_REQUIREMENTS_:
Please copy out the data below from the line containing "List each element" up to and including the line containing "keywords-from-value: Women Bags-Laptop", character for character.

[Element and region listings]
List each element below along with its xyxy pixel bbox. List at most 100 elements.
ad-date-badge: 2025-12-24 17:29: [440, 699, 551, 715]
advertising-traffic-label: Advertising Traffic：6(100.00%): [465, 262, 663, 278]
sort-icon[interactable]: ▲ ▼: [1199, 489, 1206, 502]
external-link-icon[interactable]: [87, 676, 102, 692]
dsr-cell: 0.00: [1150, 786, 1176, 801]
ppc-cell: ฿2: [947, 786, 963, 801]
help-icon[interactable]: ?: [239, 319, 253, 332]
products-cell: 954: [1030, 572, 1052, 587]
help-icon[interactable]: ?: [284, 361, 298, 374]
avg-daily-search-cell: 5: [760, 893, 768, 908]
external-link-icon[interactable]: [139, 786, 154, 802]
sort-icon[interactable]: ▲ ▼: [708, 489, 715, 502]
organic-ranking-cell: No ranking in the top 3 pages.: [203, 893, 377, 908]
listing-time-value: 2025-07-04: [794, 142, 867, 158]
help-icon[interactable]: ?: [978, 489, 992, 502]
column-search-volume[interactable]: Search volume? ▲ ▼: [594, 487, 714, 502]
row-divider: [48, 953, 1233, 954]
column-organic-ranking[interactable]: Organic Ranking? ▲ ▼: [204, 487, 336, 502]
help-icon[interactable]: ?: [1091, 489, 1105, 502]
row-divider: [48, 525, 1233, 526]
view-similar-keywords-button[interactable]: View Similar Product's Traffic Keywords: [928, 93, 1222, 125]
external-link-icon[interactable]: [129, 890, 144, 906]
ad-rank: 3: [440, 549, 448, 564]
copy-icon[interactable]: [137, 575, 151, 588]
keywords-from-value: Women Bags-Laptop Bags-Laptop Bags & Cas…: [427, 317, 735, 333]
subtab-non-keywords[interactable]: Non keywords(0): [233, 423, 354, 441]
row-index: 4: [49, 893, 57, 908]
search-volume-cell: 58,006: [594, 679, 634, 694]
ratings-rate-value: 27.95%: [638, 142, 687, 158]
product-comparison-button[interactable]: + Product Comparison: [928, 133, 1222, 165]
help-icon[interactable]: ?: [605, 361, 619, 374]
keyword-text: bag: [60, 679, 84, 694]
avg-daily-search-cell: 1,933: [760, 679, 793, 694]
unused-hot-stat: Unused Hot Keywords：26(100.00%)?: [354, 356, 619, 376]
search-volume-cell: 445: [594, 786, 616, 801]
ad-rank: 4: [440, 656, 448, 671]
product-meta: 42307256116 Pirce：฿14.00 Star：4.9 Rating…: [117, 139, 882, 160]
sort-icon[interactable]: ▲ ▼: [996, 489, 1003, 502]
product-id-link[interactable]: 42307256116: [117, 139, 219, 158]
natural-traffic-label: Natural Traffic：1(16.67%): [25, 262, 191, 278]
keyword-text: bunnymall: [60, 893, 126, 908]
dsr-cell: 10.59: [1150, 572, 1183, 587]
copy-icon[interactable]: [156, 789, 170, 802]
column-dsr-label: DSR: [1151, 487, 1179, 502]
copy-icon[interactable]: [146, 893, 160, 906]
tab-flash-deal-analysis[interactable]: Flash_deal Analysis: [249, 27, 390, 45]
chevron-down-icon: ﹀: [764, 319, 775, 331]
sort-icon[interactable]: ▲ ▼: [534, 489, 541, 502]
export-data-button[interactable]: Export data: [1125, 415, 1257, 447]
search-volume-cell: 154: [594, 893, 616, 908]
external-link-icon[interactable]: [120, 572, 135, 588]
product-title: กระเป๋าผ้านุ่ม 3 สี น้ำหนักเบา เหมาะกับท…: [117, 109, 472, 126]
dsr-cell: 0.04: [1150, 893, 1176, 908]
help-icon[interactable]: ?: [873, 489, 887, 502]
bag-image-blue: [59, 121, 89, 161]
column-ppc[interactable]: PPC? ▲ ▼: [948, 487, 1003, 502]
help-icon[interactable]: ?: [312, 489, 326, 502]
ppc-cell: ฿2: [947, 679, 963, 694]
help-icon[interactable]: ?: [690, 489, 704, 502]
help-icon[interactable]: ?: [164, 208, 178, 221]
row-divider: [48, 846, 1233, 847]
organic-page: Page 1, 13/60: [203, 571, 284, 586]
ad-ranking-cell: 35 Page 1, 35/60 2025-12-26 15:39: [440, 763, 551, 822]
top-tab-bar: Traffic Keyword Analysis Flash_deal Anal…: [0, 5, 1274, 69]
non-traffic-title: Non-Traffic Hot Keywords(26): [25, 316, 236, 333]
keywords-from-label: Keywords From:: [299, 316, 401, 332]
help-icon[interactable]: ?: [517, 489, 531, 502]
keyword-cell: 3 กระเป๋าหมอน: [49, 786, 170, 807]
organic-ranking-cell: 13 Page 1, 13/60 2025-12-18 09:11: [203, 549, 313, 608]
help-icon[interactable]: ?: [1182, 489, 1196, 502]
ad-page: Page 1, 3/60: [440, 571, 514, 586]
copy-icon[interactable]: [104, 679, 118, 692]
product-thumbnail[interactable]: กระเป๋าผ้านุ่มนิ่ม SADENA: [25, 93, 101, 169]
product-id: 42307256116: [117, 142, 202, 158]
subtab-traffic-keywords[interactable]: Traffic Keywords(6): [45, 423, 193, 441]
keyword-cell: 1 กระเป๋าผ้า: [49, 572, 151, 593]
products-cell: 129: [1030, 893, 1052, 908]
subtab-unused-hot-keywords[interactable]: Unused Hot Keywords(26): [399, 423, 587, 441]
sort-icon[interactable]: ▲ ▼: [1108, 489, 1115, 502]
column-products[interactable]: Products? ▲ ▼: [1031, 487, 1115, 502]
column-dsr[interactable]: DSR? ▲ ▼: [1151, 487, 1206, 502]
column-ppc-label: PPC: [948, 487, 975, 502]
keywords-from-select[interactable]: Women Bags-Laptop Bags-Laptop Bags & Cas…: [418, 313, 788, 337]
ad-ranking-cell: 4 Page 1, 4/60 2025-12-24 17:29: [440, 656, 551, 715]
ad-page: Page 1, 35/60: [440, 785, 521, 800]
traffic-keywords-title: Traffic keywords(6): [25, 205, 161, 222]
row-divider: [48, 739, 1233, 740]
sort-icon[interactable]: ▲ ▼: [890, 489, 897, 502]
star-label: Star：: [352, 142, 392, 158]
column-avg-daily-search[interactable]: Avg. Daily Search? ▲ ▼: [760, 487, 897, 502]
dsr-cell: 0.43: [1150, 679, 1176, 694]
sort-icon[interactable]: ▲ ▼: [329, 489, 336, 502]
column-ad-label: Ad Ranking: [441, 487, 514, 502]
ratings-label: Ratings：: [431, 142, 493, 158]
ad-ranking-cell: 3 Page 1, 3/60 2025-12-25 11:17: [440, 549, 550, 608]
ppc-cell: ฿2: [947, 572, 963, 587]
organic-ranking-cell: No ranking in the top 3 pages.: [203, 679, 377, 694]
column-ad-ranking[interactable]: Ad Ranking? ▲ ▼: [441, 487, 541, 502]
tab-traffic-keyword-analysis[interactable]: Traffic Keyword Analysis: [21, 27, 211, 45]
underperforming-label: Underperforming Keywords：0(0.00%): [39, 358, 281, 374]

* * *

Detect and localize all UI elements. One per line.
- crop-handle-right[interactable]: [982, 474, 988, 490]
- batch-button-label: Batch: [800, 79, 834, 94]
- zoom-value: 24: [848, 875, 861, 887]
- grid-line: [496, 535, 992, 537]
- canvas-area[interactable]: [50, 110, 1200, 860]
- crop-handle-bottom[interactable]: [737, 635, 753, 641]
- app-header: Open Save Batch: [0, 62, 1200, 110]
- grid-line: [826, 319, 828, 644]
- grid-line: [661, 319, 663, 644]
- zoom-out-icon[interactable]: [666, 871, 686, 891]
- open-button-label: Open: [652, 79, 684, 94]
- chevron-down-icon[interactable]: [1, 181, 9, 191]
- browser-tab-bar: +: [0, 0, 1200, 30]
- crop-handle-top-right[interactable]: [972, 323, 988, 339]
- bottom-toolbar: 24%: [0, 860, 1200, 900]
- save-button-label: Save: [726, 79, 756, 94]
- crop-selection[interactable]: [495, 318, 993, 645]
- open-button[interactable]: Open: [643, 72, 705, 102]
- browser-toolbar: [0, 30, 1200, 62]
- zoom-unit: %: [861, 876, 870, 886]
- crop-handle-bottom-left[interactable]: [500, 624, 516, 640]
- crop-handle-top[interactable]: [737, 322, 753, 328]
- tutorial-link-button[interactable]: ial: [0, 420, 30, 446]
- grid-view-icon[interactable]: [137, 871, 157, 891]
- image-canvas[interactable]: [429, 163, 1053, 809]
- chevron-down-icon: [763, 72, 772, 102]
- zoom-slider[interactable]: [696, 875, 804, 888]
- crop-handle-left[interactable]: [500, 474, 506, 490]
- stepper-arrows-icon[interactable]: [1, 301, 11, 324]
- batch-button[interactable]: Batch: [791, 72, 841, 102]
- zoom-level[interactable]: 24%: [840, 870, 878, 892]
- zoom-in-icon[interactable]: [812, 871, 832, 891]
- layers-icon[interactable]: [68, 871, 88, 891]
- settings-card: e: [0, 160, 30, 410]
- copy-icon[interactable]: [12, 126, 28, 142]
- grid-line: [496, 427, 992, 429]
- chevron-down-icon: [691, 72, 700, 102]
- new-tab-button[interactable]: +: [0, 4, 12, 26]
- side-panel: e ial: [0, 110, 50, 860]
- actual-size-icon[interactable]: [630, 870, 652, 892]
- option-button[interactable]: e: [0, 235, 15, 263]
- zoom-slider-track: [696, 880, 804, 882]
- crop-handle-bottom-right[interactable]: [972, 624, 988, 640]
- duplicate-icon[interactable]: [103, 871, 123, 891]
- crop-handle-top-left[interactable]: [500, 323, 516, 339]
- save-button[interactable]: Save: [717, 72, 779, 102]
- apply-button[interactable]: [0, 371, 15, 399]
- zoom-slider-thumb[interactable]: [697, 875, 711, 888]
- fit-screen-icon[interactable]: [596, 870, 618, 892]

_CORRECT RESPONSE_:
List each element below along with its xyxy pixel bbox. List at most 100 elements.
ad-date-badge: 2025-12-24 17:29: [440, 699, 551, 715]
advertising-traffic-label: Advertising Traffic：6(100.00%): [465, 262, 663, 278]
sort-icon[interactable]: ▲ ▼: [1199, 489, 1206, 502]
external-link-icon[interactable]: [87, 676, 102, 692]
dsr-cell: 0.00: [1150, 786, 1176, 801]
ppc-cell: ฿2: [947, 786, 963, 801]
help-icon[interactable]: ?: [239, 319, 253, 332]
products-cell: 954: [1030, 572, 1052, 587]
help-icon[interactable]: ?: [284, 361, 298, 374]
avg-daily-search-cell: 5: [760, 893, 768, 908]
external-link-icon[interactable]: [139, 786, 154, 802]
sort-icon[interactable]: ▲ ▼: [708, 489, 715, 502]
organic-ranking-cell: No ranking in the top 3 pages.: [203, 893, 377, 908]
listing-time-value: 2025-07-04: [794, 142, 867, 158]
help-icon[interactable]: ?: [978, 489, 992, 502]
column-search-volume[interactable]: Search volume? ▲ ▼: [594, 487, 714, 502]
row-divider: [48, 953, 1233, 954]
column-organic-ranking[interactable]: Organic Ranking? ▲ ▼: [204, 487, 336, 502]
help-icon[interactable]: ?: [1091, 489, 1105, 502]
row-divider: [48, 525, 1233, 526]
view-similar-keywords-button[interactable]: View Similar Product's Traffic Keywords: [928, 93, 1222, 125]
external-link-icon[interactable]: [129, 890, 144, 906]
ad-rank: 3: [440, 549, 448, 564]
copy-icon[interactable]: [137, 575, 151, 588]
keywords-from-value: Women Bags-Laptop Bags-Laptop Bags & Cas…: [427, 317, 735, 333]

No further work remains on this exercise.